Request:
Repeat the entries that follow verbatim, without any of their pictures.
---------- Records for the task
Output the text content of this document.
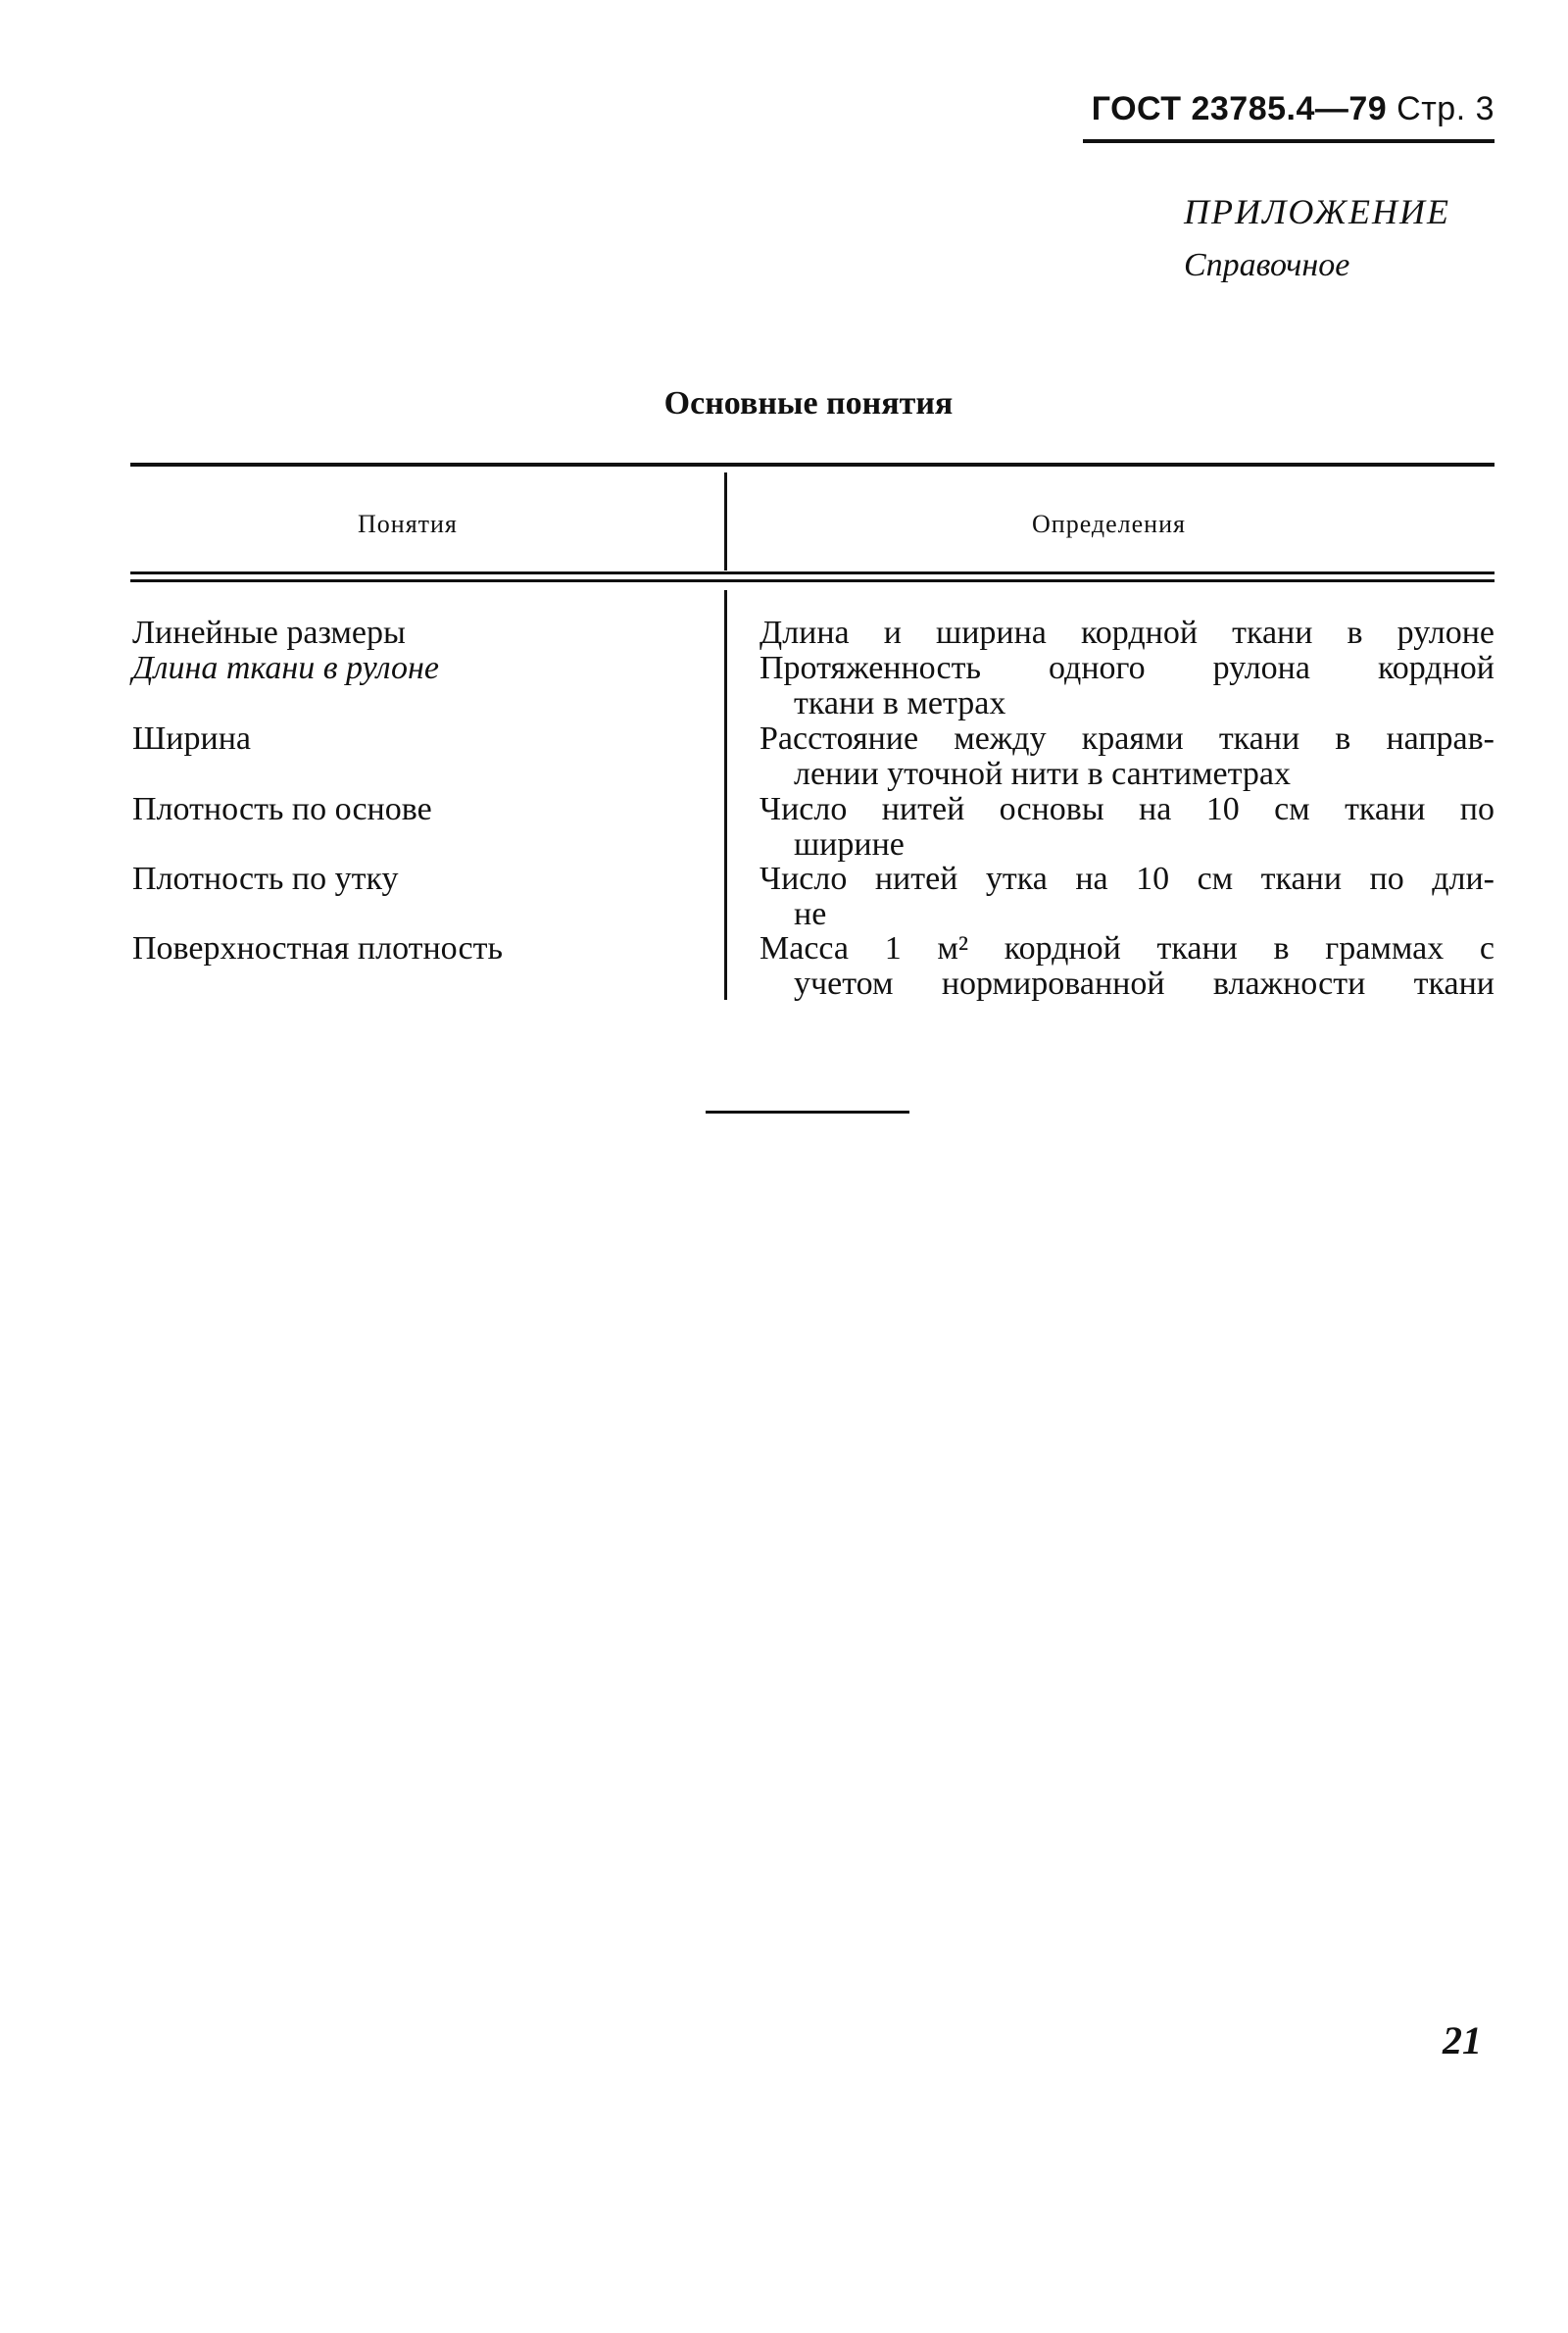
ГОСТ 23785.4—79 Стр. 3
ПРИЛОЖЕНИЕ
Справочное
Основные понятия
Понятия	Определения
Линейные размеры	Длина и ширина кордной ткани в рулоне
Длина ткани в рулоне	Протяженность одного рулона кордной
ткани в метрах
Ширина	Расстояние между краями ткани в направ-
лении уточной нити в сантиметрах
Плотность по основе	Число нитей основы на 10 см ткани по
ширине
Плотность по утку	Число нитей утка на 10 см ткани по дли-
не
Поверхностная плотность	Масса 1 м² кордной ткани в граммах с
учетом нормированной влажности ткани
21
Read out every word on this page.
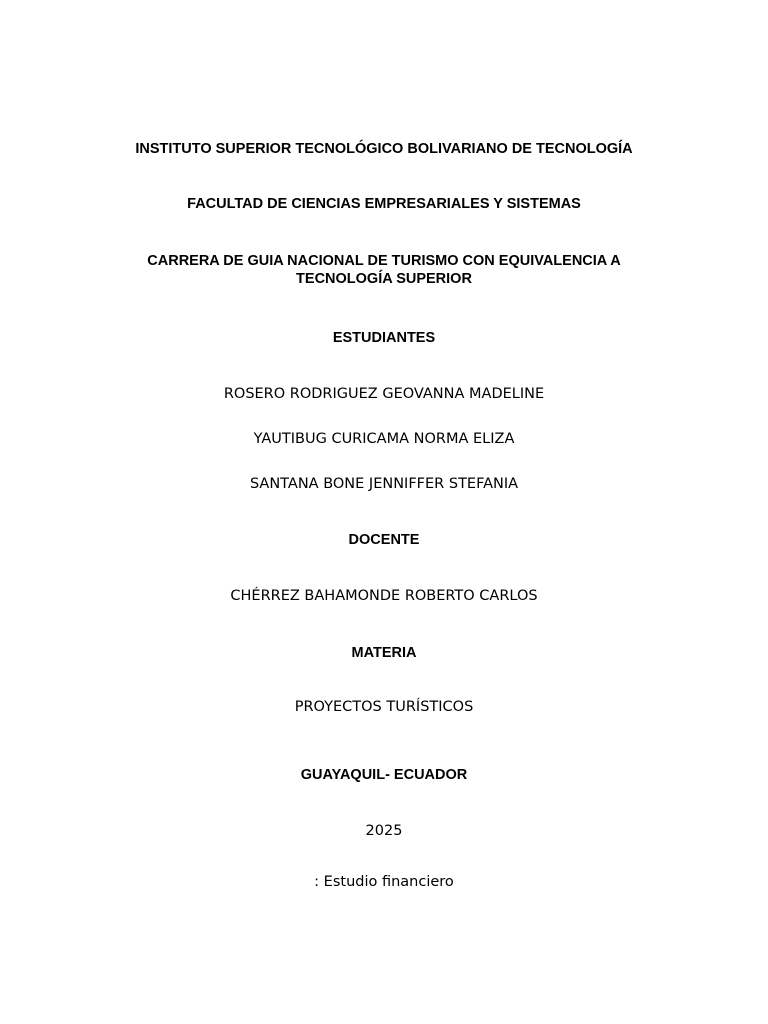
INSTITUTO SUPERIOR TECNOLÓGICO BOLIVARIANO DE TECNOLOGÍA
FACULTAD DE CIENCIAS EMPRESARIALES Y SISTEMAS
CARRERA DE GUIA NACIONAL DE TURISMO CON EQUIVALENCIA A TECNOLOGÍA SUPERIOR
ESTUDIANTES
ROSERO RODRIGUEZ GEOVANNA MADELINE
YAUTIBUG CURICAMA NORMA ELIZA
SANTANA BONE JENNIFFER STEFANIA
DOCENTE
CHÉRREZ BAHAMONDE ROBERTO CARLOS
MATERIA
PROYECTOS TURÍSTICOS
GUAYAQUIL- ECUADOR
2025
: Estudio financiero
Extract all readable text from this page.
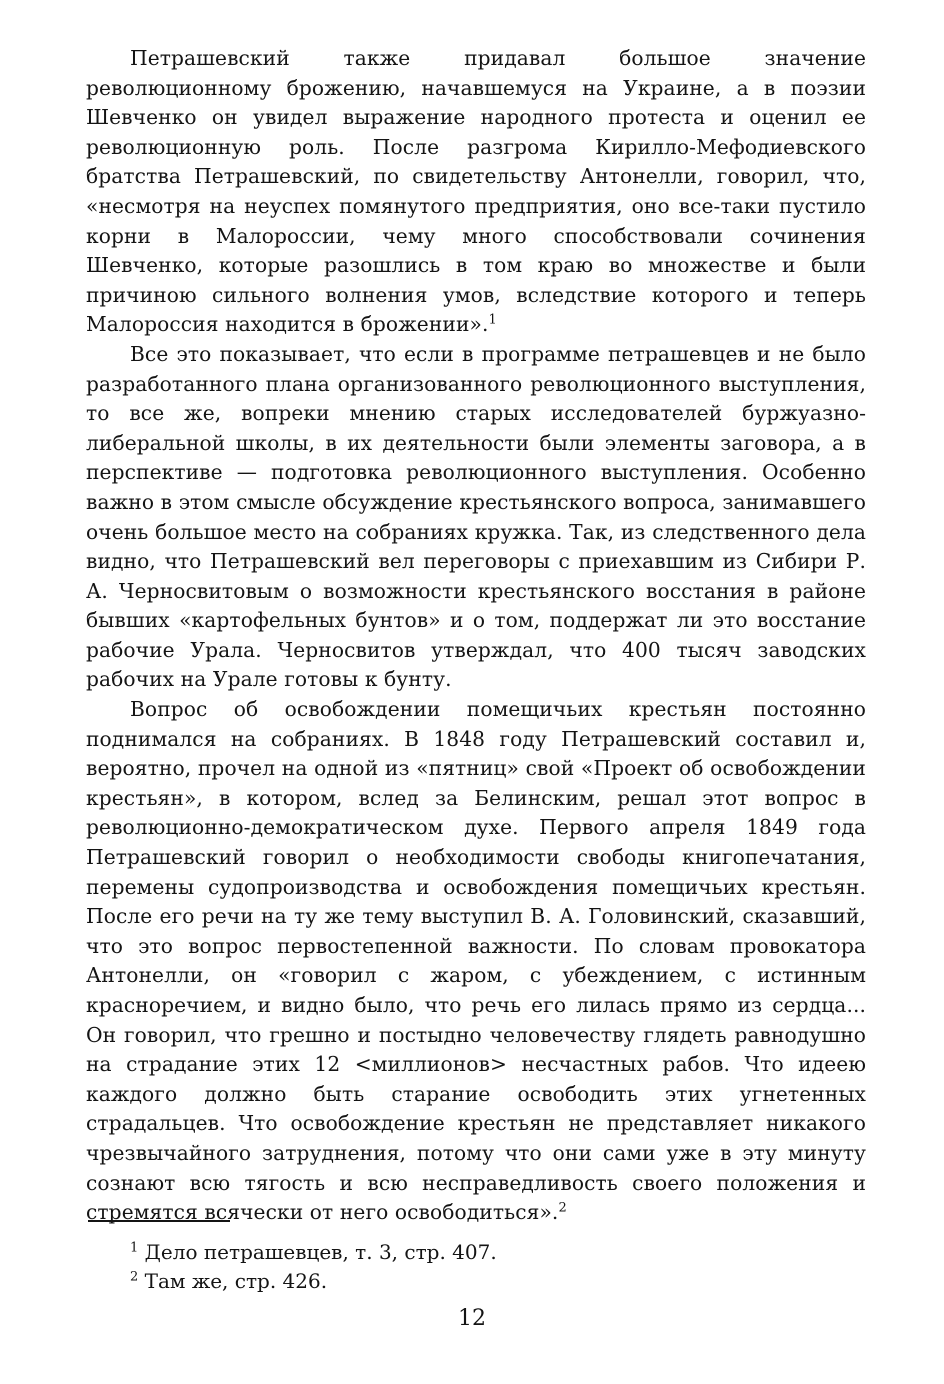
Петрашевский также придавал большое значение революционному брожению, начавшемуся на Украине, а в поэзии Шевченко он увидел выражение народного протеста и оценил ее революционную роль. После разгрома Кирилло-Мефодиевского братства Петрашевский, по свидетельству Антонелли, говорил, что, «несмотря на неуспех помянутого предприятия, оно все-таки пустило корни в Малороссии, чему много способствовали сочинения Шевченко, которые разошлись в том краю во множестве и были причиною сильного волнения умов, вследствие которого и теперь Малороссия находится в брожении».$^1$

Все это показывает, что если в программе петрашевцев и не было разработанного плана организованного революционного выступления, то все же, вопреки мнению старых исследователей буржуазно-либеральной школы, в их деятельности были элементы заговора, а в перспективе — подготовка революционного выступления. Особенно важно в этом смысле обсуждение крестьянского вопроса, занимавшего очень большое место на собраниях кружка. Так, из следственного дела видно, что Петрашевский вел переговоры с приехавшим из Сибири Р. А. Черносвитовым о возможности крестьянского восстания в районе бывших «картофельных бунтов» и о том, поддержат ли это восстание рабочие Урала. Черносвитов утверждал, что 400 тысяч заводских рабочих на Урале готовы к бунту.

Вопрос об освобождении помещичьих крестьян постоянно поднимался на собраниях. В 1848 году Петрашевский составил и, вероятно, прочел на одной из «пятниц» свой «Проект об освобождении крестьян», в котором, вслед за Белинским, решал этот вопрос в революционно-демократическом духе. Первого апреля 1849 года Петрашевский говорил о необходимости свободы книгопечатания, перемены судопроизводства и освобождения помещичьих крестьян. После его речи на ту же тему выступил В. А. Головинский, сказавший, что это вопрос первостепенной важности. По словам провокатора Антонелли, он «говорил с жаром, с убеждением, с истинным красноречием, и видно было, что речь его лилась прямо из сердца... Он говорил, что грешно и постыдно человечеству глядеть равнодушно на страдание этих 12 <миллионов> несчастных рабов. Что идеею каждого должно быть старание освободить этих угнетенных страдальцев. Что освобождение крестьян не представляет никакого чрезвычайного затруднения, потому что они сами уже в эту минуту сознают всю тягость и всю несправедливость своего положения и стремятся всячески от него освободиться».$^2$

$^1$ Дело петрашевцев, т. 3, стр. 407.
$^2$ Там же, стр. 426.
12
--------------------
Exercise result:
Output the text content of this document.
ГОСТ 23785.4—79 Стр. 3
ПРИЛОЖЕНИЕ
Справочное
Основные понятия
Понятия	Определения
Линейные размеры	Длина и ширина кордной ткани в рулоне
Длина ткани в рулоне	Протяженность одного рулона кордной
ткани в метрах
Ширина	Расстояние между краями ткани в направ-
лении уточной нити в сантиметрах
Плотность по основе	Число нитей основы на 10 см ткани по
ширине
Плотность по утку	Число нитей утка на 10 см ткани по дли-
не
Поверхностная плотность	Масса 1 м² кордной ткани в граммах с
учетом нормированной влажности ткани
21
Read out every word on this page.
INSTITUTO SUPERIOR TECNOLÓGICO BOLIVARIANO DE TECNOLOGÍA
FACULTAD DE CIENCIAS EMPRESARIALES Y SISTEMAS
CARRERA DE GUIA NACIONAL DE TURISMO CON EQUIVALENCIA A TECNOLOGÍA SUPERIOR
ESTUDIANTES
ROSERO RODRIGUEZ GEOVANNA MADELINE
YAUTIBUG CURICAMA NORMA ELIZA
SANTANA BONE JENNIFFER STEFANIA
DOCENTE
CHÉRREZ BAHAMONDE ROBERTO CARLOS
MATERIA
PROYECTOS TURÍSTICOS
GUAYAQUIL- ECUADOR
2025
: Estudio financiero
Extract all readable text from this page.
Петрашевский также придавал большое значение революционному брожению, начавшемуся на Украине, а в поэзии Шевченко он увидел выражение народного протеста и оценил ее революционную роль. После разгрома Кирилло-Мефодиевского братства Петрашевский, по свидетельству Антонелли, говорил, что, «несмотря на неуспех помянутого предприятия, оно все-таки пустило корни в Малороссии, чему много способствовали сочинения Шевченко, которые разошлись в том краю во множестве и были причиною сильного волнения умов, вследствие которого и теперь Малороссия находится в брожении».$^1$

Все это показывает, что если в программе петрашевцев и не было разработанного плана организованного революционного выступления, то все же, вопреки мнению старых исследователей буржуазно-либеральной школы, в их деятельности были элементы заговора, а в перспективе — подготовка революционного выступления. Особенно важно в этом смысле обсуждение крестьянского вопроса, занимавшего очень большое место на собраниях кружка. Так, из следственного дела видно, что Петрашевский вел переговоры с приехавшим из Сибири Р. А. Черносвитовым о возможности крестьянского восстания в районе бывших «картофельных бунтов» и о том, поддержат ли это восстание рабочие Урала. Черносвитов утверждал, что 400 тысяч заводских рабочих на Урале готовы к бунту.

Вопрос об освобождении помещичьих крестьян постоянно поднимался на собраниях. В 1848 году Петрашевский составил и, вероятно, прочел на одной из «пятниц» свой «Проект об освобождении крестьян», в котором, вслед за Белинским, решал этот вопрос в революционно-демократическом духе. Первого апреля 1849 года Петрашевский говорил о необходимости свободы книгопечатания, перемены судопроизводства и освобождения помещичьих крестьян. После его речи на ту же тему выступил В. А. Головинский, сказавший, что это вопрос первостепенной важности. По словам провокатора Антонелли, он «говорил с жаром, с убеждением, с истинным красноречием, и видно было, что речь его лилась прямо из сердца... Он говорил, что грешно и постыдно человечеству глядеть равнодушно на страдание этих 12 <миллионов> несчастных рабов. Что идеею каждого должно быть старание освободить этих угнетенных страдальцев. Что освобождение крестьян не представляет никакого чрезвычайного затруднения, потому что они сами уже в эту минуту сознают всю тягость и всю несправедливость своего положения и стремятся всячески от него освободиться».$^2$

$^1$ Дело петрашевцев, т. 3, стр. 407.
$^2$ Там же, стр. 426.
12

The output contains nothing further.